SHORT EXERCISE :: Output every entry exactly as written.

RECORDS SHOWN ::

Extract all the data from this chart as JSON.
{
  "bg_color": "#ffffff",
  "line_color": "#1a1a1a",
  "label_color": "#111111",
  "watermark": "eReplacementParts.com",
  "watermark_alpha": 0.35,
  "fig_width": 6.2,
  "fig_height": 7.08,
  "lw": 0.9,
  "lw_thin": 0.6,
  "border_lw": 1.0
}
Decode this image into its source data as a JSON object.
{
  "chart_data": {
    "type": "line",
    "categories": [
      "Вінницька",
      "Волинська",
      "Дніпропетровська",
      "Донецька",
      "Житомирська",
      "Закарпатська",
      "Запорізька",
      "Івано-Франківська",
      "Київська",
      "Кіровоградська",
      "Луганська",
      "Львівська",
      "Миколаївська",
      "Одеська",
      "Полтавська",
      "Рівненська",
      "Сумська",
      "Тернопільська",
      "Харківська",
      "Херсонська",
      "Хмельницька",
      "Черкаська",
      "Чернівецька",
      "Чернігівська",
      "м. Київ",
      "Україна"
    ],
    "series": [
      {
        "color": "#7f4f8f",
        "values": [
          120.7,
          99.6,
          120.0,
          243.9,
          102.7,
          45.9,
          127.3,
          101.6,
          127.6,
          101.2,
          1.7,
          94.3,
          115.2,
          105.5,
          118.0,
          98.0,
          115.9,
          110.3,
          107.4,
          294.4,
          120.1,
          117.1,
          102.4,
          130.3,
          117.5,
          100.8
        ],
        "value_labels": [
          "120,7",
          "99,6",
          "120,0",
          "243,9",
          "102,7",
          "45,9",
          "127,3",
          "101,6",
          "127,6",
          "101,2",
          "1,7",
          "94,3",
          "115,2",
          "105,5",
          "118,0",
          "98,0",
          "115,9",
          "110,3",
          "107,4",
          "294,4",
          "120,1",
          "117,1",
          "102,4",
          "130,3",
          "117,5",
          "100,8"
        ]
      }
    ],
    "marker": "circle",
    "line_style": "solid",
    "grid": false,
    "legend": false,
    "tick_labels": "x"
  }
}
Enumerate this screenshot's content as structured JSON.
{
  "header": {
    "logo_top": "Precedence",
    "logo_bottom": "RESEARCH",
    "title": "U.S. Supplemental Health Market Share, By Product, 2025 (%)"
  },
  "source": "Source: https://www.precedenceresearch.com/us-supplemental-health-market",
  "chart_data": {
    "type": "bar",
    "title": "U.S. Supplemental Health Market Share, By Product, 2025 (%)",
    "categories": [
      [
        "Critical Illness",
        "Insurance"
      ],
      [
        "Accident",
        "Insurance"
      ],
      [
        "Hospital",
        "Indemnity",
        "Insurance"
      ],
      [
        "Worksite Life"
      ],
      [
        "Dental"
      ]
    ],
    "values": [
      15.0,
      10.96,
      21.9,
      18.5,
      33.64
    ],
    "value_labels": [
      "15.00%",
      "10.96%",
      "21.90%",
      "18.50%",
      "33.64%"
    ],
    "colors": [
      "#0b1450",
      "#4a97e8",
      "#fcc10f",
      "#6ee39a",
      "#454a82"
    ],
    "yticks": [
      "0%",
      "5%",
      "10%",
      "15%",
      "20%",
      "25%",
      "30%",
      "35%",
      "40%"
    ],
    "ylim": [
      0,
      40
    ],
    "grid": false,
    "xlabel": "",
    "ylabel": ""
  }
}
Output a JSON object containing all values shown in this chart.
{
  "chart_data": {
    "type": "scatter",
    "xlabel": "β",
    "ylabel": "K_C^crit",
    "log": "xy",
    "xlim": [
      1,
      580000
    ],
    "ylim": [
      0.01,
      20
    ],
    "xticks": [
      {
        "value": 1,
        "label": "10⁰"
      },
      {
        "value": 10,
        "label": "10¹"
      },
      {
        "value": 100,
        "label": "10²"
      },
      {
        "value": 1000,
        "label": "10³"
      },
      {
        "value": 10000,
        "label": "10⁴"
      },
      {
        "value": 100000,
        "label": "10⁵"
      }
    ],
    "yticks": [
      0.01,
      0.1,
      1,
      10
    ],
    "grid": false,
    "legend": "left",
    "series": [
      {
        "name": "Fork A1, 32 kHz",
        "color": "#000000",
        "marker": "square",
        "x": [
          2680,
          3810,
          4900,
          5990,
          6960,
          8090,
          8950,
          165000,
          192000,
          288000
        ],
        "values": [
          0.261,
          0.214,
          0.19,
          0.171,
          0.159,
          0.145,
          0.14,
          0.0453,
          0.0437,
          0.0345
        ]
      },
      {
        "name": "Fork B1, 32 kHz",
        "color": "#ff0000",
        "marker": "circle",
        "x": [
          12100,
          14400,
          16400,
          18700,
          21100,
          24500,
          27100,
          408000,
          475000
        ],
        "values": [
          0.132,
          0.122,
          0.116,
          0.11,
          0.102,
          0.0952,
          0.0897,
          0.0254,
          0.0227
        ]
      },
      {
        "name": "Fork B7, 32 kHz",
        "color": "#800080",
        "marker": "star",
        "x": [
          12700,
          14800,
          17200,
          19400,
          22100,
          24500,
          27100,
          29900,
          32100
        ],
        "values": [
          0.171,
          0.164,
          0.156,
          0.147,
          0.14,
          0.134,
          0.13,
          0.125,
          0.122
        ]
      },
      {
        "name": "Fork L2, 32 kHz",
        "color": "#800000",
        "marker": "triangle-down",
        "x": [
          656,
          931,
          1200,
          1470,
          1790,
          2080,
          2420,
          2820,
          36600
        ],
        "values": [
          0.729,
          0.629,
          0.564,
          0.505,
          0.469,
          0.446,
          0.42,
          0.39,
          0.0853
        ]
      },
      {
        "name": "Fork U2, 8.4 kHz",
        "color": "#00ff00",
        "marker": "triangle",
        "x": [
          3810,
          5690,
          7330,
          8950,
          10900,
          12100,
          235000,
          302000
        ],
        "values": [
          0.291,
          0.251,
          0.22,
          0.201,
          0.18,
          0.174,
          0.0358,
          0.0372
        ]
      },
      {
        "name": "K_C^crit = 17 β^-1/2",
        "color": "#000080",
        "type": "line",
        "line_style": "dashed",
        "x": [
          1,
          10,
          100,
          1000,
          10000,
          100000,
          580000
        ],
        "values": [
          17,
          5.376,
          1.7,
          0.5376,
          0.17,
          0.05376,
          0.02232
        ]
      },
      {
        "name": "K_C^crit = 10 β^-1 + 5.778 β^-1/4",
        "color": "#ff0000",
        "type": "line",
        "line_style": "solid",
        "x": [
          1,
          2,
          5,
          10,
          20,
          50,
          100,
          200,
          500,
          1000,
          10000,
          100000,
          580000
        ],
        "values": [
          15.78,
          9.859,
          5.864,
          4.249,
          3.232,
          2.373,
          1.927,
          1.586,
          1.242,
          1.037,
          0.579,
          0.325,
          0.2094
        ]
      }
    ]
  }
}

RESPONSE TO THE EXERCISE ::
Extract all the data from this chart as JSON.
{
  "bg_color": "#ffffff",
  "line_color": "#1a1a1a",
  "label_color": "#111111",
  "watermark": "eReplacementParts.com",
  "watermark_alpha": 0.35,
  "fig_width": 6.2,
  "fig_height": 7.08,
  "lw": 0.9,
  "lw_thin": 0.6,
  "border_lw": 1.0
}
Decode this image into its source data as a JSON object.
{
  "chart_data": {
    "type": "line",
    "categories": [
      "Вінницька",
      "Волинська",
      "Дніпропетровська",
      "Донецька",
      "Житомирська",
      "Закарпатська",
      "Запорізька",
      "Івано-Франківська",
      "Київська",
      "Кіровоградська",
      "Луганська",
      "Львівська",
      "Миколаївська",
      "Одеська",
      "Полтавська",
      "Рівненська",
      "Сумська",
      "Тернопільська",
      "Харківська",
      "Херсонська",
      "Хмельницька",
      "Черкаська",
      "Чернівецька",
      "Чернігівська",
      "м. Київ",
      "Україна"
    ],
    "series": [
      {
        "color": "#7f4f8f",
        "values": [
          120.7,
          99.6,
          120.0,
          243.9,
          102.7,
          45.9,
          127.3,
          101.6,
          127.6,
          101.2,
          1.7,
          94.3,
          115.2,
          105.5,
          118.0,
          98.0,
          115.9,
          110.3,
          107.4,
          294.4,
          120.1,
          117.1,
          102.4,
          130.3,
          117.5,
          100.8
        ],
        "value_labels": [
          "120,7",
          "99,6",
          "120,0",
          "243,9",
          "102,7",
          "45,9",
          "127,3",
          "101,6",
          "127,6",
          "101,2",
          "1,7",
          "94,3",
          "115,2",
          "105,5",
          "118,0",
          "98,0",
          "115,9",
          "110,3",
          "107,4",
          "294,4",
          "120,1",
          "117,1",
          "102,4",
          "130,3",
          "117,5",
          "100,8"
        ]
      }
    ],
    "marker": "circle",
    "line_style": "solid",
    "grid": false,
    "legend": false,
    "tick_labels": "x"
  }
}
Enumerate this screenshot's content as structured JSON.
{
  "header": {
    "logo_top": "Precedence",
    "logo_bottom": "RESEARCH",
    "title": "U.S. Supplemental Health Market Share, By Product, 2025 (%)"
  },
  "source": "Source: https://www.precedenceresearch.com/us-supplemental-health-market",
  "chart_data": {
    "type": "bar",
    "title": "U.S. Supplemental Health Market Share, By Product, 2025 (%)",
    "categories": [
      [
        "Critical Illness",
        "Insurance"
      ],
      [
        "Accident",
        "Insurance"
      ],
      [
        "Hospital",
        "Indemnity",
        "Insurance"
      ],
      [
        "Worksite Life"
      ],
      [
        "Dental"
      ]
    ],
    "values": [
      15.0,
      10.96,
      21.9,
      18.5,
      33.64
    ],
    "value_labels": [
      "15.00%",
      "10.96%",
      "21.90%",
      "18.50%",
      "33.64%"
    ],
    "colors": [
      "#0b1450",
      "#4a97e8",
      "#fcc10f",
      "#6ee39a",
      "#454a82"
    ],
    "yticks": [
      "0%",
      "5%",
      "10%",
      "15%",
      "20%",
      "25%",
      "30%",
      "35%",
      "40%"
    ],
    "ylim": [
      0,
      40
    ],
    "grid": false,
    "xlabel": "",
    "ylabel": ""
  }
}
Output a JSON object containing all values shown in this chart.
{
  "chart_data": {
    "type": "scatter",
    "xlabel": "β",
    "ylabel": "K_C^crit",
    "log": "xy",
    "xlim": [
      1,
      580000
    ],
    "ylim": [
      0.01,
      20
    ],
    "xticks": [
      {
        "value": 1,
        "label": "10⁰"
      },
      {
        "value": 10,
        "label": "10¹"
      },
      {
        "value": 100,
        "label": "10²"
      },
      {
        "value": 1000,
        "label": "10³"
      },
      {
        "value": 10000,
        "label": "10⁴"
      },
      {
        "value": 100000,
        "label": "10⁵"
      }
    ],
    "yticks": [
      0.01,
      0.1,
      1,
      10
    ],
    "grid": false,
    "legend": "left",
    "series": [
      {
        "name": "Fork A1, 32 kHz",
        "color": "#000000",
        "marker": "square",
        "x": [
          2680,
          3810,
          4900,
          5990,
          6960,
          8090,
          8950,
          165000,
          192000,
          288000
        ],
        "values": [
          0.261,
          0.214,
          0.19,
          0.171,
          0.159,
          0.145,
          0.14,
          0.0453,
          0.0437,
          0.0345
        ]
      },
      {
        "name": "Fork B1, 32 kHz",
        "color": "#ff0000",
        "marker": "circle",
        "x": [
          12100,
          14400,
          16400,
          18700,
          21100,
          24500,
          27100,
          408000,
          475000
        ],
        "values": [
          0.132,
          0.122,
          0.116,
          0.11,
          0.102,
          0.0952,
          0.0897,
          0.0254,
          0.0227
        ]
      },
      {
        "name": "Fork B7, 32 kHz",
        "color": "#800080",
        "marker": "star",
        "x": [
          12700,
          14800,
          17200,
          19400,
          22100,
          24500,
          27100,
          29900,
          32100
        ],
        "values": [
          0.171,
          0.164,
          0.156,
          0.147,
          0.14,
          0.134,
          0.13,
          0.125,
          0.122
        ]
      },
      {
        "name": "Fork L2, 32 kHz",
        "color": "#800000",
        "marker": "triangle-down",
        "x": [
          656,
          931,
          1200,
          1470,
          1790,
          2080,
          2420,
          2820,
          36600
        ],
        "values": [
          0.729,
          0.629,
          0.564,
          0.505,
          0.469,
          0.446,
          0.42,
          0.39,
          0.0853
        ]
      },
      {
        "name": "Fork U2, 8.4 kHz",
        "color": "#00ff00",
        "marker": "triangle",
        "x": [
          3810,
          5690,
          7330,
          8950,
          10900,
          12100,
          235000,
          302000
        ],
        "values": [
          0.291,
          0.251,
          0.22,
          0.201,
          0.18,
          0.174,
          0.0358,
          0.0372
        ]
      },
      {
        "name": "K_C^crit = 17 β^-1/2",
        "color": "#000080",
        "type": "line",
        "line_style": "dashed",
        "x": [
          1,
          10,
          100,
          1000,
          10000,
          100000,
          580000
        ],
        "values": [
          17,
          5.376,
          1.7,
          0.5376,
          0.17,
          0.05376,
          0.02232
        ]
      },
      {
        "name": "K_C^crit = 10 β^-1 + 5.778 β^-1/4",
        "color": "#ff0000",
        "type": "line",
        "line_style": "solid",
        "x": [
          1,
          2,
          5,
          10,
          20,
          50,
          100,
          200,
          500,
          1000,
          10000,
          100000,
          580000
        ],
        "values": [
          15.78,
          9.859,
          5.864,
          4.249,
          3.232,
          2.373,
          1.927,
          1.586,
          1.242,
          1.037,
          0.579,
          0.325,
          0.2094
        ]
      }
    ]
  }
}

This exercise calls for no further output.